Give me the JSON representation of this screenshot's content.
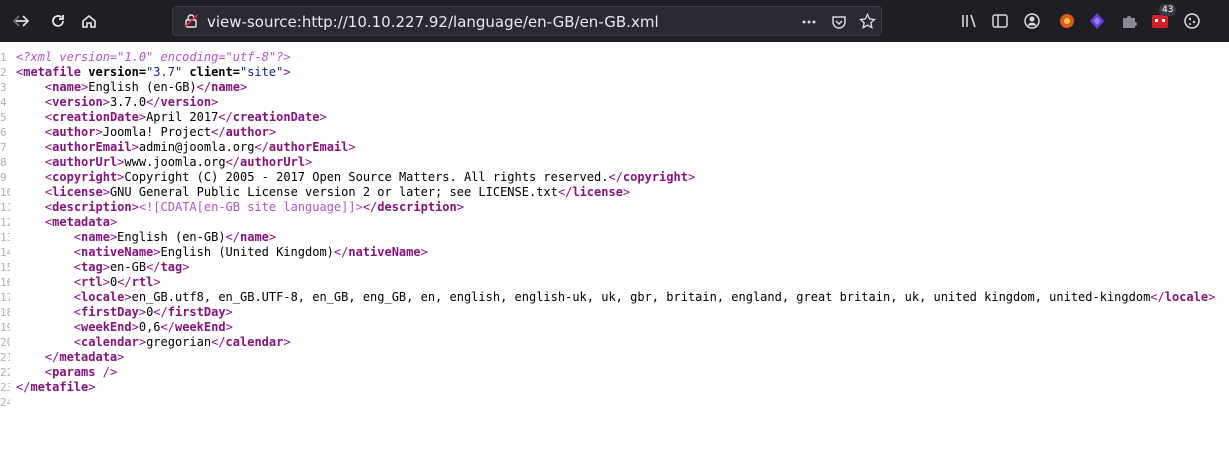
{
  "browser": {
    "url": "view-source:http://10.10.227.92/language/en-GB/en-GB.xml",
    "extension_badge": "43",
    "colors": {
      "toolbar": "#1f1e25",
      "urlbar": "#2b2a33",
      "tag": "#881280",
      "attr_value": "#1a1aa6",
      "pi": "#b054d0"
    }
  },
  "source": {
    "line_numbers": [
      "1",
      "2",
      "3",
      "4",
      "5",
      "6",
      "7",
      "8",
      "9",
      "10",
      "11",
      "12",
      "13",
      "14",
      "15",
      "16",
      "17",
      "18",
      "19",
      "20",
      "21",
      "22",
      "23",
      "24"
    ],
    "l1": {
      "pi": "<?xml version=\"1.0\" encoding=\"utf-8\"?>"
    },
    "l2": {
      "open": "<",
      "tag": "metafile",
      "attr1": " version=",
      "val1": "\"3.7\"",
      "attr2": " client=",
      "val2": "\"site\"",
      "close": ">"
    },
    "l3": {
      "indent": "    ",
      "tag": "name",
      "text": "English (en-GB)"
    },
    "l4": {
      "indent": "    ",
      "tag": "version",
      "text": "3.7.0"
    },
    "l5": {
      "indent": "    ",
      "tag": "creationDate",
      "text": "April 2017"
    },
    "l6": {
      "indent": "    ",
      "tag": "author",
      "text": "Joomla! Project"
    },
    "l7": {
      "indent": "    ",
      "tag": "authorEmail",
      "text": "admin@joomla.org"
    },
    "l8": {
      "indent": "    ",
      "tag": "authorUrl",
      "text": "www.joomla.org"
    },
    "l9": {
      "indent": "    ",
      "tag": "copyright",
      "text": "Copyright (C) 2005 - 2017 Open Source Matters. All rights reserved."
    },
    "l10": {
      "indent": "    ",
      "tag": "license",
      "text": "GNU General Public License version 2 or later; see LICENSE.txt"
    },
    "l11": {
      "indent": "    ",
      "tag": "description",
      "cdata": "<![CDATA[en-GB site language]]>"
    },
    "l12": {
      "indent": "    ",
      "tag": "metadata"
    },
    "l13": {
      "indent": "        ",
      "tag": "name",
      "text": "English (en-GB)"
    },
    "l14": {
      "indent": "        ",
      "tag": "nativeName",
      "text": "English (United Kingdom)"
    },
    "l15": {
      "indent": "        ",
      "tag": "tag",
      "text": "en-GB"
    },
    "l16": {
      "indent": "        ",
      "tag": "rtl",
      "text": "0"
    },
    "l17": {
      "indent": "        ",
      "tag": "locale",
      "text": "en_GB.utf8, en_GB.UTF-8, en_GB, eng_GB, en, english, english-uk, uk, gbr, britain, england, great britain, uk, united kingdom, united-kingdom"
    },
    "l18": {
      "indent": "        ",
      "tag": "firstDay",
      "text": "0"
    },
    "l19": {
      "indent": "        ",
      "tag": "weekEnd",
      "text": "0,6"
    },
    "l20": {
      "indent": "        ",
      "tag": "calendar",
      "text": "gregorian"
    },
    "l21": {
      "indent": "    ",
      "tag": "metadata"
    },
    "l22": {
      "indent": "    ",
      "tag": "params",
      "selfclose": " />"
    },
    "l23": {
      "tag": "metafile"
    }
  }
}
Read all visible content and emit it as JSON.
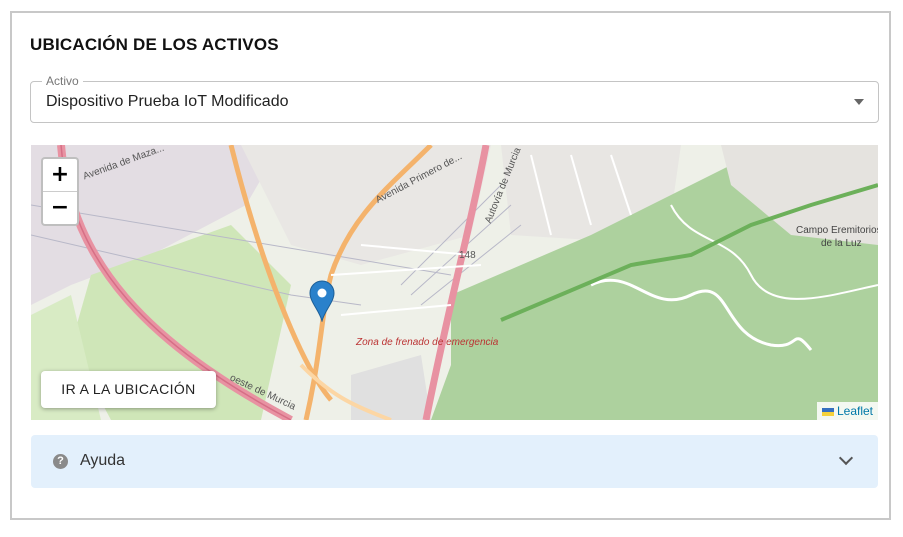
{
  "section": {
    "title": "UBICACIÓN DE LOS ACTIVOS"
  },
  "asset_select": {
    "legend": "Activo",
    "value": "Dispositivo Prueba IoT Modificado"
  },
  "map": {
    "zoom_in": "+",
    "zoom_out": "−",
    "goto_button": "IR A LA UBICACIÓN",
    "attribution": "Leaflet",
    "labels": {
      "avenida_mazarredo": "Avenida de Maza...",
      "avenida_primero": "Avenida Primero de...",
      "autovia_murcia": "Autovía de Murcia",
      "road_148": "148",
      "campo_eremitorios": "Campo Eremitorios",
      "de_la_luz": "de la Luz",
      "zona_frenado": "Zona de frenado de emergencia",
      "oeste_murcia": "oeste de Murcia"
    },
    "colors": {
      "park": "#cde9b6",
      "forest": "#add19e",
      "highway": "#e892a2",
      "primary": "#fcd6a4",
      "marker": "#2a81cb"
    }
  },
  "help": {
    "label": "Ayuda",
    "icon": "question-circle-icon"
  }
}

* [EXERCISE INSTRUCTIONS]: Print every record above exactly as written, leaving out the pictures.

* [ANSWER TO THE EXERCISE]:
Give me the JSON representation of this screenshot's content.
{
  "browser": {
    "url": "view-source:http://10.10.227.92/language/en-GB/en-GB.xml",
    "extension_badge": "43",
    "colors": {
      "toolbar": "#1f1e25",
      "urlbar": "#2b2a33",
      "tag": "#881280",
      "attr_value": "#1a1aa6",
      "pi": "#b054d0"
    }
  },
  "source": {
    "line_numbers": [
      "1",
      "2",
      "3",
      "4",
      "5",
      "6",
      "7",
      "8",
      "9",
      "10",
      "11",
      "12",
      "13",
      "14",
      "15",
      "16",
      "17",
      "18",
      "19",
      "20",
      "21",
      "22",
      "23",
      "24"
    ],
    "l1": {
      "pi": "<?xml version=\"1.0\" encoding=\"utf-8\"?>"
    },
    "l2": {
      "open": "<",
      "tag": "metafile",
      "attr1": " version=",
      "val1": "\"3.7\"",
      "attr2": " client=",
      "val2": "\"site\"",
      "close": ">"
    },
    "l3": {
      "indent": "    ",
      "tag": "name",
      "text": "English (en-GB)"
    },
    "l4": {
      "indent": "    ",
      "tag": "version",
      "text": "3.7.0"
    },
    "l5": {
      "indent": "    ",
      "tag": "creationDate",
      "text": "April 2017"
    },
    "l6": {
      "indent": "    ",
      "tag": "author",
      "text": "Joomla! Project"
    },
    "l7": {
      "indent": "    ",
      "tag": "authorEmail",
      "text": "admin@joomla.org"
    },
    "l8": {
      "indent": "    ",
      "tag": "authorUrl",
      "text": "www.joomla.org"
    },
    "l9": {
      "indent": "    ",
      "tag": "copyright",
      "text": "Copyright (C) 2005 - 2017 Open Source Matters. All rights reserved."
    },
    "l10": {
      "indent": "    ",
      "tag": "license",
      "text": "GNU General Public License version 2 or later; see LICENSE.txt"
    },
    "l11": {
      "indent": "    ",
      "tag": "description",
      "cdata": "<![CDATA[en-GB site language]]>"
    },
    "l12": {
      "indent": "    ",
      "tag": "metadata"
    },
    "l13": {
      "indent": "        ",
      "tag": "name",
      "text": "English (en-GB)"
    },
    "l14": {
      "indent": "        ",
      "tag": "nativeName",
      "text": "English (United Kingdom)"
    },
    "l15": {
      "indent": "        ",
      "tag": "tag",
      "text": "en-GB"
    },
    "l16": {
      "indent": "        ",
      "tag": "rtl",
      "text": "0"
    },
    "l17": {
      "indent": "        ",
      "tag": "locale",
      "text": "en_GB.utf8, en_GB.UTF-8, en_GB, eng_GB, en, english, english-uk, uk, gbr, britain, england, great britain, uk, united kingdom, united-kingdom"
    },
    "l18": {
      "indent": "        ",
      "tag": "firstDay",
      "text": "0"
    },
    "l19": {
      "indent": "        ",
      "tag": "weekEnd",
      "text": "0,6"
    },
    "l20": {
      "indent": "        ",
      "tag": "calendar",
      "text": "gregorian"
    },
    "l21": {
      "indent": "    ",
      "tag": "metadata"
    },
    "l22": {
      "indent": "    ",
      "tag": "params",
      "selfclose": " />"
    },
    "l23": {
      "tag": "metafile"
    }
  }
}
Read all visible content and emit it as JSON.
{
  "section": {
    "title": "UBICACIÓN DE LOS ACTIVOS"
  },
  "asset_select": {
    "legend": "Activo",
    "value": "Dispositivo Prueba IoT Modificado"
  },
  "map": {
    "zoom_in": "+",
    "zoom_out": "−",
    "goto_button": "IR A LA UBICACIÓN",
    "attribution": "Leaflet",
    "labels": {
      "avenida_mazarredo": "Avenida de Maza...",
      "avenida_primero": "Avenida Primero de...",
      "autovia_murcia": "Autovía de Murcia",
      "road_148": "148",
      "campo_eremitorios": "Campo Eremitorios",
      "de_la_luz": "de la Luz",
      "zona_frenado": "Zona de frenado de emergencia",
      "oeste_murcia": "oeste de Murcia"
    },
    "colors": {
      "park": "#cde9b6",
      "forest": "#add19e",
      "highway": "#e892a2",
      "primary": "#fcd6a4",
      "marker": "#2a81cb"
    }
  },
  "help": {
    "label": "Ayuda",
    "icon": "question-circle-icon"
  }
}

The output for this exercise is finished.